### Dataset content
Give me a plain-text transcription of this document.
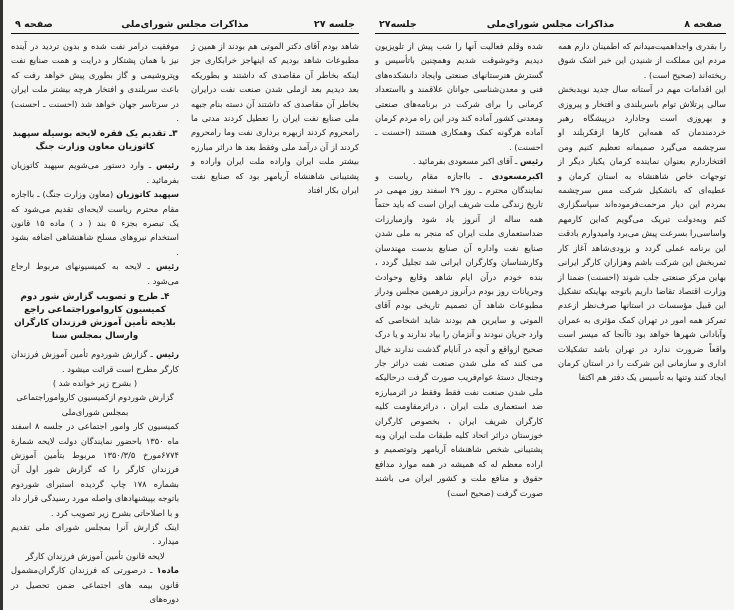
جلسه ۲۷
مذاکرات مجلس شورای‌ملی
صفحه ۹

شاهد بودم آقای دکتر الموتی هم بودند از همین ژ مطبوعات شاهد بودیم که اینهاجز خرابکاری جز اینکه بخاطر آن مقاصدی که داشتند و بطوریکه بعد دیدیم بعد ازملی شدن صنعت نفت درایران بخاطر آن مقاصدی که داشتند آن دسته بنام جبهه ملی صنایع نفت ایران را تعطیل کردند مدتی ما رامحروم کردند ازبهره برداری نفت وما رامحروم کردند از آن درآمد ملی وفقط بعد ها دراثر مبارزه بیشتر ملت ایران واراده ملت ایران واراده و پشتیبانی شاهنشاه آریامهر بود که صنایع نفت ایران بکار افتاد

موفقیت درامر نفت شده و بدون تردید در آینده نیز با همان پشتکار و درایت و همت صنایع نفت وپتروشیمی و گاز بطوری پیش خواهد رفت که باعث سربلندی و افتخار هرچه بیشتر ملت ایران در سرتاسر جهان خواهد شد (احسنت ـ احسنت) .

۳ـ تقدیم یک فقره لایحه بوسیله سپهبد کاتوزیان معاون وزارت جنگ

رئیس ـ وارد دستور می‌شویم سپهبد کاتوزیان بفرمائید .

سپهبد کاتوزیان (معاون وزارت جنگ) ـ بااجازه مقام محترم ریاست لایحه‌ای تقدیم می‌شود که یک تبصره بجزء ۵ بند ( د ) ماده ۱۵ قانون استخدام نیروهای مسلح شاهنشاهی اضافه بشود .

رئیس ـ لایحه به کمیسیونهای مربوط ارجاع می‌شود .

۴ـ طرح و تصویب گزارش شور دوم کمیسیون کارواموراجتماعی راجع بلایحه تأمین آموزش فرزندان کارگران وارسال بمجلس سنا

رئیس ـ گزارش شوردوم تأمین آموزش فرزندان کارگر مطرح است قرائت میشود .

( بشرح زیر خوانده شد )

گزارش شوردوم ازکمیسیون کارواموراجتماعی

بمجلس شورای‌ملی

کمیسیون کار وامور اجتماعی در جلسه ۸ اسفند ماه ۱۳۵۰ باحضور نمایندگان دولت لایحه شمارة ۶۷۷۴مورخ ۱۳۵۰/۳/۵ مربوط بتأمین آموزش فرزندان کارگر را که گزارش شور اول آن بشماره ۱۷۸ چاپ گردیده استبرای شوردوم باتوجه بپیشنهادهای واصله مورد رسیدگی قرار داد و با اصلاحاتی بشرح زیر تصویب کرد .

اینک گزارش آنرا بمجلس شورای ملی تقدیم میدارد .

لایحه قانون تأمین آموزش فرزندان کارگر

ماده۱ ـ درصورتی که فرزندان کارگران‌مشمول قانون بیمه های اجتماعی ضمن تحصیل در دوره‌های

صفحه ۸
مذاکرات مجلس شورای‌ملی
جلسه۲۷

را بقدری واجداهمیت‌میدانم که اطمینان دارم همه مردم این مملکت از شنیدن این خبر اشک شوق ریخته‌اند (صحیح است) .

این اقدامات مهم در آستانه سال جدید نویدبخش سالی پرتلاش توام باسربلندی و افتخار و پیروزی و بهروزی است وجادارد درپیشگاه رهبر خردمندمان که همه‌این کارها ازفکربلند او سرچشمه می‌گیرد صمیمانه تعظیم کنیم ومن افتخاردارم بعنوان نماینده کرمان یکبار دیگر از توجهات خاص شاهنشاه به استان کرمان و عطیه‌ای که باتشکیل شرکت مس سرچشمه بمردم این دیار مرحمت‌فرموده‌اند سپاسگزاری کنم وبه‌دولت تبریک می‌گویم که‌این کارمهم واساسی‌را بسرعت پیش می‌برد وامیدوارم بادقت این برنامه عملی گردد و بزودی‌شاهد آغاز کار ثمربخش این شرکت باشم وهزاران کارگر ایرانی بهاین مرکز صنعتی جلب شوند (احسنت) ضمنا از وزارت اقتصاد تقاضا داریم باتوجه بهاینکه تشکیل این قبیل مؤسسات در استانها صرف‌نظر ازعدم تمرکز همه امور در تهران کمک مؤثری به عمران وآبادانی شهرها خواهد بود تاآنجا که میسر است واقعاً ضرورت ندارد در تهران باشد تشکیلات اداری و سازمانی این شرکت را در استان کرمان ایجاد کنند وتنها به تأسیس یک دفتر هم اکتفا

شده وقلم فعالیت آنها را شب پیش از تلویزیون دیدیم وخوشوقت شدیم وهمچنین باتأسیس و گسترش هنرستانهای صنعتی وایجاد دانشکده‌های فنی و معدن‌شناسی جوانان علاقمند و بااستعداد کرمانی را برای شرکت در برنامه‌های صنعتی ومعدنی کشور آماده کند ودر این راه مردم کرمان آماده هرگونه کمک وهمکاری هستند (احسنت ـ احسنت) .

رئیس ـ آقای اکبر مسعودی بفرمائید .

اکبرمسعودی ـ بااجازه مقام ریاست و نمایندگان محترم ـ روز ۲۹ اسفند روز مهمی در تاریخ زندگی ملت شریف ایران است که باید حتماً همه ساله از آنروز یاد شود وازمبارزات ضداستعماری ملت ایران که منجر به ملی شدن صنایع نفت واداره آن صنایع بدست مهندسان وکارشناسان وکارگران ایرانی شد تجلیل گردد ، بنده خودم درآن ایام شاهد وقایع وحوادث وجریانات روز بودم درآنروز درهمین مجلس ودراز مطبوعات شاهد آن تصمیم تاریخی بودم آقای الموتی و سایرین هم بودند شاید اشخاصی که وارد جریان نبودند و آنزمان را بیاد ندارند و یا درک صحیح ازواقع و آنچه در آنایام گذشت ندارند خیال می کنند که ملی شدن صنعت نفت دراثر جار وجنجال دستهٔ عوام‌فریب صورت گرفت درحالیکه ملی شدن صنعت نفت فقط وفقط در اثرمبارزه ضد استعماری ملت ایران ، دراثرمقاومت کلیه کارگران شریف ایران ، بخصوص کارگران خوزستان دراثر اتحاد کلیه طبقات ملت ایران وبه پشتیبانی شخص شاهنشاه آریامهر وتوتصمیم و اراده معظم له که همیشه در همه موارد مدافع حقوق و منافع ملت و کشور ایران می باشند صورت گرفت (صحیح است)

### What is needed
Pull every line holding "آموزش" out of the records.

### Full output
۴ـ طرح و تصویب گزارش شور دوم کمیسیون کارواموراجتماعی راجع بلایحه تأمین آموزش فرزندان کارگران وارسال بمجلس سنا
رئیس ـ گزارش شوردوم تأمین آموزش فرزندان کارگر مطرح است قرائت میشود .
کمیسیون کار وامور اجتماعی در جلسه ۸ اسفند ماه ۱۳۵۰ باحضور نمایندگان دولت لایحه شمارة ۶۷۷۴مورخ ۱۳۵۰/۳/۵ مربوط بتأمین آموزش فرزندان کارگر را که گزارش شور اول آن بشماره ۱۷۸ چاپ گردیده استبرای شوردوم باتوجه بپیشنهادهای واصله مورد رسیدگی قرار داد و با اصلاحاتی بشرح زیر تصویب کرد .
لایحه قانون تأمین آموزش فرزندان کارگر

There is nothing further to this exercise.